> _EXERCISE GOAL_
Say how many lines of these entries include the word "photo", and answer with the number alone.

╭─ EXTRACTED INFORMATION

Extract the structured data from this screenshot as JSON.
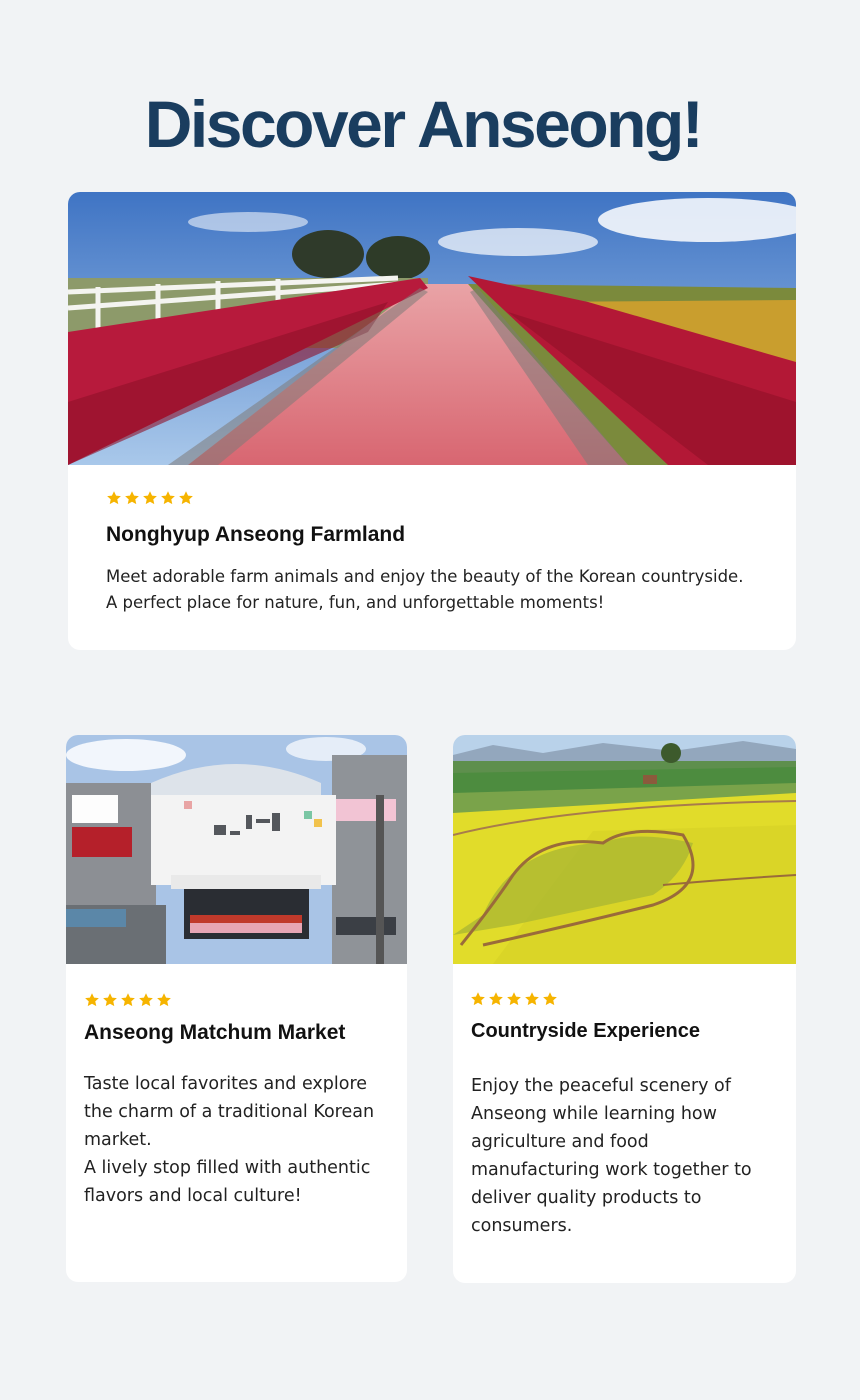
{
  "page": {
    "title": "Discover Anseong!",
    "title_color": "#1a3d5f",
    "background_color": "#f1f3f5"
  },
  "colors": {
    "star": "#f6b400",
    "card_background": "#ffffff"
  },
  "cards": [
    {
      "image": "photo of a pink walkway lined with red kochia bushes and a flower field",
      "rating": 5,
      "title": "Nonghyup Anseong Farmland",
      "description": "Meet adorable farm animals and enjoy the beauty of the Korean countryside.\n A perfect place for nature, fun, and unforgettable moments!"
    },
    {
      "image": "photo of the Anseong Matchum Market building entrance",
      "rating": 5,
      "title": "Anseong Matchum Market",
      "description": "Taste local favorites and explore the charm of a traditional Korean market.\n A lively stop filled with authentic flavors and local culture!"
    },
    {
      "image": "photo of a yellow canola field with a heart-shaped path",
      "rating": 5,
      "title": "Countryside Experience",
      "description": "Enjoy the peaceful scenery of Anseong while learning how agriculture and food manufacturing work together to deliver quality products to consumers."
    }
  ]
}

╰─

> _COMPLETE ANSWER_
3